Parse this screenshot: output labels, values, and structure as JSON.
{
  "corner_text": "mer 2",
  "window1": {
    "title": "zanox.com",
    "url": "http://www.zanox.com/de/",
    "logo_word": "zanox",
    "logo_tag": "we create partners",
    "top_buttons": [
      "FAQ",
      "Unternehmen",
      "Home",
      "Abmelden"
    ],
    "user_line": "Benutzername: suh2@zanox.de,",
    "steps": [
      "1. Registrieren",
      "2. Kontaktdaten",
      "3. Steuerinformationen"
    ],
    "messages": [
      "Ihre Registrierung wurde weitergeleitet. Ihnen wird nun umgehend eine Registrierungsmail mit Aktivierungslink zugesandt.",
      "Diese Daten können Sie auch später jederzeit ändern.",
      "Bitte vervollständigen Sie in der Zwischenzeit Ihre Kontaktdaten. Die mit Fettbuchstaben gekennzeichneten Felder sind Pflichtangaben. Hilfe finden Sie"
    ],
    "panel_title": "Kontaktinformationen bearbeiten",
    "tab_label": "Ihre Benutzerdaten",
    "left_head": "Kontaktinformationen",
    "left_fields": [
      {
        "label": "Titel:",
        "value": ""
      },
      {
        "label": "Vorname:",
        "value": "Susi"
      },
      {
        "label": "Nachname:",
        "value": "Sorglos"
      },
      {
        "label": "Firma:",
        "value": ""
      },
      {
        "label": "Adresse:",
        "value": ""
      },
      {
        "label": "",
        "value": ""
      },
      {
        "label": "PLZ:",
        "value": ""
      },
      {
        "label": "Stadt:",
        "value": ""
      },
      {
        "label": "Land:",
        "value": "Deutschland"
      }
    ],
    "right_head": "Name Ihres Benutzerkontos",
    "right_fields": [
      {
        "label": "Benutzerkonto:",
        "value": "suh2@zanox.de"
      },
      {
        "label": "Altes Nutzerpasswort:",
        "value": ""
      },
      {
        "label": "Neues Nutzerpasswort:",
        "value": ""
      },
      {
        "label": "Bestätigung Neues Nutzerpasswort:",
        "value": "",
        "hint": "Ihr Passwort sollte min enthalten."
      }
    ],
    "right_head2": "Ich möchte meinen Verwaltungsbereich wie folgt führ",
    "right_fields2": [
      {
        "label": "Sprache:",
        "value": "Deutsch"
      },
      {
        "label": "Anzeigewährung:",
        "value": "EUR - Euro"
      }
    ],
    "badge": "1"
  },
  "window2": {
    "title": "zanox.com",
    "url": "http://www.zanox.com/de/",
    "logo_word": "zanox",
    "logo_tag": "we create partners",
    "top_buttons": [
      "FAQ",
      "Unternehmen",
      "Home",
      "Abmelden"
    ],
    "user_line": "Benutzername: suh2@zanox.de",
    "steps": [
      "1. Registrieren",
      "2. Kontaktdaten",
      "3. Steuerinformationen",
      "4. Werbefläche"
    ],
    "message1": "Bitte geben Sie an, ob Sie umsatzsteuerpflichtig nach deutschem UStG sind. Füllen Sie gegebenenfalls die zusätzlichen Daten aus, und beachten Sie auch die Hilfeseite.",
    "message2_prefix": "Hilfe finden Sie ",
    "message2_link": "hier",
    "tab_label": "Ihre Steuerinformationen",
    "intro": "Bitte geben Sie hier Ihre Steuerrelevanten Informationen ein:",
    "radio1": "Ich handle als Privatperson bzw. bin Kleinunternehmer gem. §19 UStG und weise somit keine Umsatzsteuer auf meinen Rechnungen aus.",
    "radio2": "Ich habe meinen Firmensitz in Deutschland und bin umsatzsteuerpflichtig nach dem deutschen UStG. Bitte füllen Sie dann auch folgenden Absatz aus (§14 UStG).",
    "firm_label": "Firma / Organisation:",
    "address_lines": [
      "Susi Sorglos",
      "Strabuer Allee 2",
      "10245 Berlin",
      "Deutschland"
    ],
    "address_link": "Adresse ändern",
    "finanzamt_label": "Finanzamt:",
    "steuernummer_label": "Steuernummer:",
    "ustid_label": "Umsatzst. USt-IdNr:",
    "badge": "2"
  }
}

§ STATED TASK:
Repeat the entries shown above, every one, word for word.

§ RESPONSE TO THE EXERCISE:
Parse this screenshot: output labels, values, and structure as JSON.
{
  "corner_text": "mer 2",
  "window1": {
    "title": "zanox.com",
    "url": "http://www.zanox.com/de/",
    "logo_word": "zanox",
    "logo_tag": "we create partners",
    "top_buttons": [
      "FAQ",
      "Unternehmen",
      "Home",
      "Abmelden"
    ],
    "user_line": "Benutzername: suh2@zanox.de,",
    "steps": [
      "1. Registrieren",
      "2. Kontaktdaten",
      "3. Steuerinformationen"
    ],
    "messages": [
      "Ihre Registrierung wurde weitergeleitet. Ihnen wird nun umgehend eine Registrierungsmail mit Aktivierungslink zugesandt.",
      "Diese Daten können Sie auch später jederzeit ändern.",
      "Bitte vervollständigen Sie in der Zwischenzeit Ihre Kontaktdaten. Die mit Fettbuchstaben gekennzeichneten Felder sind Pflichtangaben. Hilfe finden Sie"
    ],
    "panel_title": "Kontaktinformationen bearbeiten",
    "tab_label": "Ihre Benutzerdaten",
    "left_head": "Kontaktinformationen",
    "left_fields": [
      {
        "label": "Titel:",
        "value": ""
      },
      {
        "label": "Vorname:",
        "value": "Susi"
      },
      {
        "label": "Nachname:",
        "value": "Sorglos"
      },
      {
        "label": "Firma:",
        "value": ""
      },
      {
        "label": "Adresse:",
        "value": ""
      },
      {
        "label": "",
        "value": ""
      },
      {
        "label": "PLZ:",
        "value": ""
      },
      {
        "label": "Stadt:",
        "value": ""
      },
      {
        "label": "Land:",
        "value": "Deutschland"
      }
    ],
    "right_head": "Name Ihres Benutzerkontos",
    "right_fields": [
      {
        "label": "Benutzerkonto:",
        "value": "suh2@zanox.de"
      },
      {
        "label": "Altes Nutzerpasswort:",
        "value": ""
      },
      {
        "label": "Neues Nutzerpasswort:",
        "value": ""
      },
      {
        "label": "Bestätigung Neues Nutzerpasswort:",
        "value": "",
        "hint": "Ihr Passwort sollte min enthalten."
      }
    ],
    "right_head2": "Ich möchte meinen Verwaltungsbereich wie folgt führ",
    "right_fields2": [
      {
        "label": "Sprache:",
        "value": "Deutsch"
      },
      {
        "label": "Anzeigewährung:",
        "value": "EUR - Euro"
      }
    ],
    "badge": "1"
  },
  "window2": {
    "title": "zanox.com",
    "url": "http://www.zanox.com/de/",
    "logo_word": "zanox",
    "logo_tag": "we create partners",
    "top_buttons": [
      "FAQ",
      "Unternehmen",
      "Home",
      "Abmelden"
    ],
    "user_line": "Benutzername: suh2@zanox.de",
    "steps": [
      "1. Registrieren",
      "2. Kontaktdaten",
      "3. Steuerinformationen",
      "4. Werbefläche"
    ],
    "message1": "Bitte geben Sie an, ob Sie umsatzsteuerpflichtig nach deutschem UStG sind. Füllen Sie gegebenenfalls die zusätzlichen Daten aus, und beachten Sie auch die Hilfeseite.",
    "message2_prefix": "Hilfe finden Sie ",
    "message2_link": "hier",
    "tab_label": "Ihre Steuerinformationen",
    "intro": "Bitte geben Sie hier Ihre Steuerrelevanten Informationen ein:",
    "radio1": "Ich handle als Privatperson bzw. bin Kleinunternehmer gem. §19 UStG und weise somit keine Umsatzsteuer auf meinen Rechnungen aus.",
    "radio2": "Ich habe meinen Firmensitz in Deutschland und bin umsatzsteuerpflichtig nach dem deutschen UStG. Bitte füllen Sie dann auch folgenden Absatz aus (§14 UStG).",
    "firm_label": "Firma / Organisation:",
    "address_lines": [
      "Susi Sorglos",
      "Strabuer Allee 2",
      "10245 Berlin",
      "Deutschland"
    ],
    "address_link": "Adresse ändern",
    "finanzamt_label": "Finanzamt:",
    "steuernummer_label": "Steuernummer:",
    "ustid_label": "Umsatzst. USt-IdNr:",
    "badge": "2"
  }
}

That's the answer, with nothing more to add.